Your objective
Each line holding the word "color" counts once; give the total and nothing more.

═══

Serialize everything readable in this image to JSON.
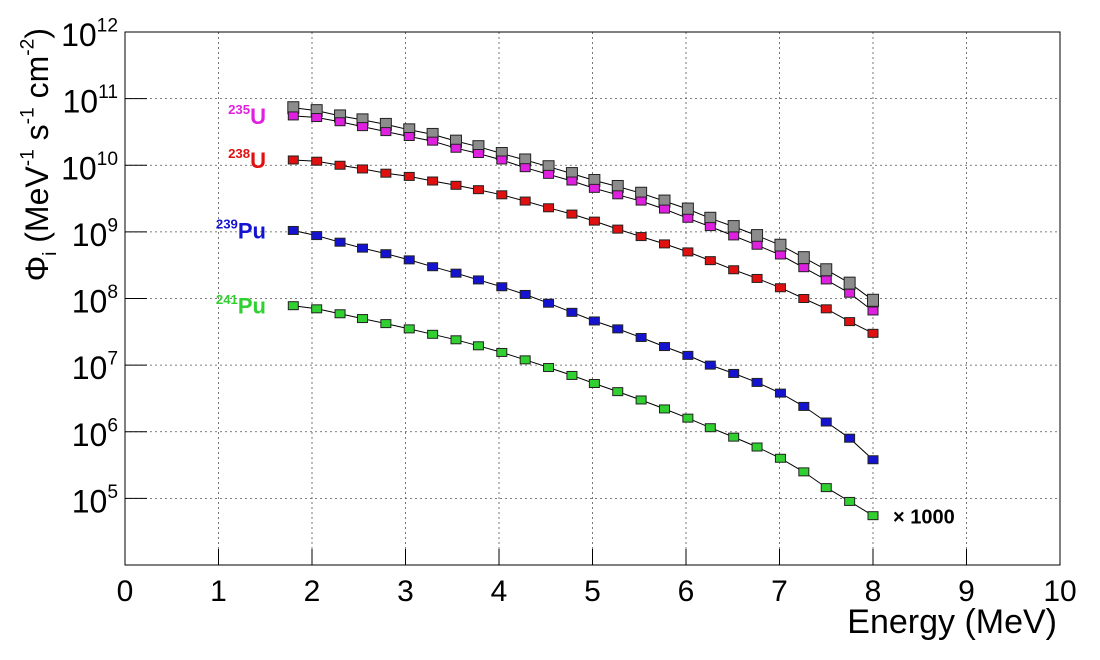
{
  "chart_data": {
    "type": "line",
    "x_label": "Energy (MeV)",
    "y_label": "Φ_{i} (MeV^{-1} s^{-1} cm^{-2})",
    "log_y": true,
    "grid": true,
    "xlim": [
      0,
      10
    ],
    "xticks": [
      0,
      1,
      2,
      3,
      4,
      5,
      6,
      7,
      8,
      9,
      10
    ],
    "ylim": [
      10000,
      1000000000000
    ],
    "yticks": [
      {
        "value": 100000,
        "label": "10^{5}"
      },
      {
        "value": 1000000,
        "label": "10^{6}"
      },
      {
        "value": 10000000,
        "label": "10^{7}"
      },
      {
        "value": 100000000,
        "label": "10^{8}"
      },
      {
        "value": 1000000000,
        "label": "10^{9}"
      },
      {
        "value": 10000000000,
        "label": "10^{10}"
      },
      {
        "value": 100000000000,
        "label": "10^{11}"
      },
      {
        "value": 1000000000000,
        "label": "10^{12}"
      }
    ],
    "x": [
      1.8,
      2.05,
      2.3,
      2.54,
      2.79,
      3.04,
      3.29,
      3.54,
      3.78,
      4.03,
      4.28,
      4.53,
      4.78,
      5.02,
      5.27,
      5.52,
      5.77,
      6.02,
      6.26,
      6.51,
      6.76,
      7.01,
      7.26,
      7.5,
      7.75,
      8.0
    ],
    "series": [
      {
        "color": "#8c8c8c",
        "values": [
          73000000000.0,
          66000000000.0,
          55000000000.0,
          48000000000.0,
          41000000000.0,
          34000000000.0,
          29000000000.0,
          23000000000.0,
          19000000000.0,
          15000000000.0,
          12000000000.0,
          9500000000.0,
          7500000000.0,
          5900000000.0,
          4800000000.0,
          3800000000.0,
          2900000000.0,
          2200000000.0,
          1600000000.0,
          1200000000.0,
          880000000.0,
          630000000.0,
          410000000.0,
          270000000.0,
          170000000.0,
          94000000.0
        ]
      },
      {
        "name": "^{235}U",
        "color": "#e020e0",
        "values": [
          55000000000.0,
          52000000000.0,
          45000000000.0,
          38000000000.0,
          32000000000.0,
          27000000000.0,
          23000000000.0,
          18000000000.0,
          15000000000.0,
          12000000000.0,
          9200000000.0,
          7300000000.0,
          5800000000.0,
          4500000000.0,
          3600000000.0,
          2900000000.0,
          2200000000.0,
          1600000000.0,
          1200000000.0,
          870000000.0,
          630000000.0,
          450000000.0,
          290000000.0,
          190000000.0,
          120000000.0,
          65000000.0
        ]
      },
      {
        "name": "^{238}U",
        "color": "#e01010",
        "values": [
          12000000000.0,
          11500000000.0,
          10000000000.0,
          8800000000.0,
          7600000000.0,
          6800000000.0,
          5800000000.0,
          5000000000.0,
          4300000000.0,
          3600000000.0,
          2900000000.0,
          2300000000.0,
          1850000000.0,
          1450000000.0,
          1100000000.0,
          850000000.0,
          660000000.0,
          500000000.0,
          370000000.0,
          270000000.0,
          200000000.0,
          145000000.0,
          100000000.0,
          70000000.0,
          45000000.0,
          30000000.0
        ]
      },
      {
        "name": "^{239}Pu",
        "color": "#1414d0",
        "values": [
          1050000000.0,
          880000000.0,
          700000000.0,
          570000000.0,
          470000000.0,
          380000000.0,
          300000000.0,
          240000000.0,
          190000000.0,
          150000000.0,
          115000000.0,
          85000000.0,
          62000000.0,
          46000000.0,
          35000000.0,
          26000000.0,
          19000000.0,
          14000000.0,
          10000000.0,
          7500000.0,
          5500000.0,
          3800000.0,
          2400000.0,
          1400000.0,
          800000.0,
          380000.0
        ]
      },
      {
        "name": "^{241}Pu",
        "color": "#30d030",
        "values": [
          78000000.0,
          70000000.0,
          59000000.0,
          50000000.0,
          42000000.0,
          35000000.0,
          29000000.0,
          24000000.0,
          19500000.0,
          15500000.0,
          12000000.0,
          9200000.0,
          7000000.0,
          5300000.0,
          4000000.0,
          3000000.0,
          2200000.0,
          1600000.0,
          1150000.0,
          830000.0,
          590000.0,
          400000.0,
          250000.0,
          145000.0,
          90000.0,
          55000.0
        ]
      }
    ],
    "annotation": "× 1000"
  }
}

═══

Written response
5